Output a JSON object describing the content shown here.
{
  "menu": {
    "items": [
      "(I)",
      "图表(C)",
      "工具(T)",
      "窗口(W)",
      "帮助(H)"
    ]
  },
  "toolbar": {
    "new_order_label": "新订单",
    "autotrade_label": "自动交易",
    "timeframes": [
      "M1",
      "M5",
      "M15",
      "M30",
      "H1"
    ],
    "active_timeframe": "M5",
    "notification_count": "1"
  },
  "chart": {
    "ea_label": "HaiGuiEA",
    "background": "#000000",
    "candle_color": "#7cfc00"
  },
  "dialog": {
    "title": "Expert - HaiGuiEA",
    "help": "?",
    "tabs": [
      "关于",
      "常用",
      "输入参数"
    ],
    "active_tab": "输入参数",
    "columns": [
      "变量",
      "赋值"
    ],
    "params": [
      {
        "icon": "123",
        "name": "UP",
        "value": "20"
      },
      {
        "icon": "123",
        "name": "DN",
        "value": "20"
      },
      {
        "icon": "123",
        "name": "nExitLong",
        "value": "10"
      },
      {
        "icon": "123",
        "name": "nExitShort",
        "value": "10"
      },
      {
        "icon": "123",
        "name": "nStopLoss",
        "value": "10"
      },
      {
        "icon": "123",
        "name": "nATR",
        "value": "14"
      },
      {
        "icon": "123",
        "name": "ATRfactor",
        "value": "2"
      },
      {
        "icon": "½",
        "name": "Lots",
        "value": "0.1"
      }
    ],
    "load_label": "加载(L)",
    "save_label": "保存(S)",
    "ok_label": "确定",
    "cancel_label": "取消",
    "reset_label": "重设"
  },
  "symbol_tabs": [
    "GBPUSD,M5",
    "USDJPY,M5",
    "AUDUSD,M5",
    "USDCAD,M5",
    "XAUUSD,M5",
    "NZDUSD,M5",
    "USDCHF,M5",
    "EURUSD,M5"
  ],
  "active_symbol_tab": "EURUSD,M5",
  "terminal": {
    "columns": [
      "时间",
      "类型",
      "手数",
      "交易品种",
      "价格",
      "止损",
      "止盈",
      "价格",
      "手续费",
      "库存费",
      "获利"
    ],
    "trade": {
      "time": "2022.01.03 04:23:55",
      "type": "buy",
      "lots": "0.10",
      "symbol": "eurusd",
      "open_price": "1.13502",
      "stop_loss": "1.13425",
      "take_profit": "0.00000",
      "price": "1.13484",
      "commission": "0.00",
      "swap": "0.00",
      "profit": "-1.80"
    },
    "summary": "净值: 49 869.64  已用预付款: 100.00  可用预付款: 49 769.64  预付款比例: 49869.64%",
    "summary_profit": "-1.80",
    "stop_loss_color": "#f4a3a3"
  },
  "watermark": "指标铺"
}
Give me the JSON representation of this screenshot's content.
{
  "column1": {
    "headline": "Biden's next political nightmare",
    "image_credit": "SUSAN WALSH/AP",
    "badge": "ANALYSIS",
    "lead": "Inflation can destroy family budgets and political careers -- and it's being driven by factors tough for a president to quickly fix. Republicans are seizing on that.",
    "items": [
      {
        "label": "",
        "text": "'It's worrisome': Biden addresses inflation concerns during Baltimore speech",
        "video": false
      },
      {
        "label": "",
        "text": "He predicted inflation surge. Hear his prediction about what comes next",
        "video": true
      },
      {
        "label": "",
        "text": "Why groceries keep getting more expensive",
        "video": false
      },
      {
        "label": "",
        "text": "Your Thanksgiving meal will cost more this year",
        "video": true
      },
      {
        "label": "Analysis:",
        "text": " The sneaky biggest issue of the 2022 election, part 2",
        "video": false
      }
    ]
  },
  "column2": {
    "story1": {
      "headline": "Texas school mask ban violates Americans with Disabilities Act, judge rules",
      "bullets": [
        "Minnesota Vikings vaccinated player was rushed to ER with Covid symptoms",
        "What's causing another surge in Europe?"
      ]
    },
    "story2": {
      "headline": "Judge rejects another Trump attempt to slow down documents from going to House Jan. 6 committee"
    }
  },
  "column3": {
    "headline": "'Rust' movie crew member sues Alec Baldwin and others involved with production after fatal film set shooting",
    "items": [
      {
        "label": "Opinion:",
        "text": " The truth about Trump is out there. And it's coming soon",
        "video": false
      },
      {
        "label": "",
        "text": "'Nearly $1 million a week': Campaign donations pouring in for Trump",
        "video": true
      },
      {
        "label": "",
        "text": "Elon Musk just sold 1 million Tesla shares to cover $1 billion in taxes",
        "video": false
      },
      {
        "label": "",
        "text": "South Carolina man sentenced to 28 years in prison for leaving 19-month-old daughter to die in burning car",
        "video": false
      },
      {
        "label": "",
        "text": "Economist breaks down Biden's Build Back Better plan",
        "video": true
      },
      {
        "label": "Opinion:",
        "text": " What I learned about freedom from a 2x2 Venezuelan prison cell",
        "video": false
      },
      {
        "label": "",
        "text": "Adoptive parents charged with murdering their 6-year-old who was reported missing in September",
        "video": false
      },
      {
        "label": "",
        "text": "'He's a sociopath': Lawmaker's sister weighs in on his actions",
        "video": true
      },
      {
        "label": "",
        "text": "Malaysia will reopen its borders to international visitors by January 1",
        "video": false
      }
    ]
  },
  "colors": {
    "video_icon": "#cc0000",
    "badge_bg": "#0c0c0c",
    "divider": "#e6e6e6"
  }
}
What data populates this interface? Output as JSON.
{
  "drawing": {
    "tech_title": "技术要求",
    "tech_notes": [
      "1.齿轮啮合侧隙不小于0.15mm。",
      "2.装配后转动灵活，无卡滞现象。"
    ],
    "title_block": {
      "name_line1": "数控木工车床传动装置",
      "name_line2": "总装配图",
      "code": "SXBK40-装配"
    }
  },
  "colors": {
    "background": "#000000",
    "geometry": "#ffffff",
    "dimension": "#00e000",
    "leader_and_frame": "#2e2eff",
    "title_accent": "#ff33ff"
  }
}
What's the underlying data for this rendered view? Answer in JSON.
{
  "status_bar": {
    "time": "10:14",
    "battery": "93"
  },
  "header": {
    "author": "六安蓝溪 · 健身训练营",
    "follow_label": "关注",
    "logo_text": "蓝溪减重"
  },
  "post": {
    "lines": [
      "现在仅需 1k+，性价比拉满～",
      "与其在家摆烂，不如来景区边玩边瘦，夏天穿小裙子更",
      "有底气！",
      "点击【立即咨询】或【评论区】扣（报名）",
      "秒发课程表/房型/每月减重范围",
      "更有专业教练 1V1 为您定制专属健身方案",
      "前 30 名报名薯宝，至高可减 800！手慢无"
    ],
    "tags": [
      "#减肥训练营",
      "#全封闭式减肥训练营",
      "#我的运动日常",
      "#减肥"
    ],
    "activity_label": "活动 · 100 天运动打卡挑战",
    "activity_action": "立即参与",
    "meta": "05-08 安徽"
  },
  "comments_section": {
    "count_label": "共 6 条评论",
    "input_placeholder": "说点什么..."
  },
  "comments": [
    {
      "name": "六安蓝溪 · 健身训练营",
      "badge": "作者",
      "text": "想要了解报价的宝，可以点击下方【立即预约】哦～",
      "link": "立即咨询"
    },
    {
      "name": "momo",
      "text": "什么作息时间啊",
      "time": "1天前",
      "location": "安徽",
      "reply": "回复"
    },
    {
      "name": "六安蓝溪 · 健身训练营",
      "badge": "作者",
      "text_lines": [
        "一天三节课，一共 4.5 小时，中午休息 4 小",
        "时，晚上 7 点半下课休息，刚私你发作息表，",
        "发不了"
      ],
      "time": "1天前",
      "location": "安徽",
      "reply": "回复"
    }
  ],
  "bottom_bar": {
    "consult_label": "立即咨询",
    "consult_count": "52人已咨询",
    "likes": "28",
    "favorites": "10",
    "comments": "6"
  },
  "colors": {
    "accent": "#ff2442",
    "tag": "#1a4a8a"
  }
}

____________________

__Exercise goal__. Find the lines holding "prison" and list every one.

__Answer to the exercise__.
        "text": "South Carolina man sentenced to 28 years in prison for leaving 19-month-old daughter to die in burning car",
        "text": " What I learned about freedom from a 2x2 Venezuelan prison cell",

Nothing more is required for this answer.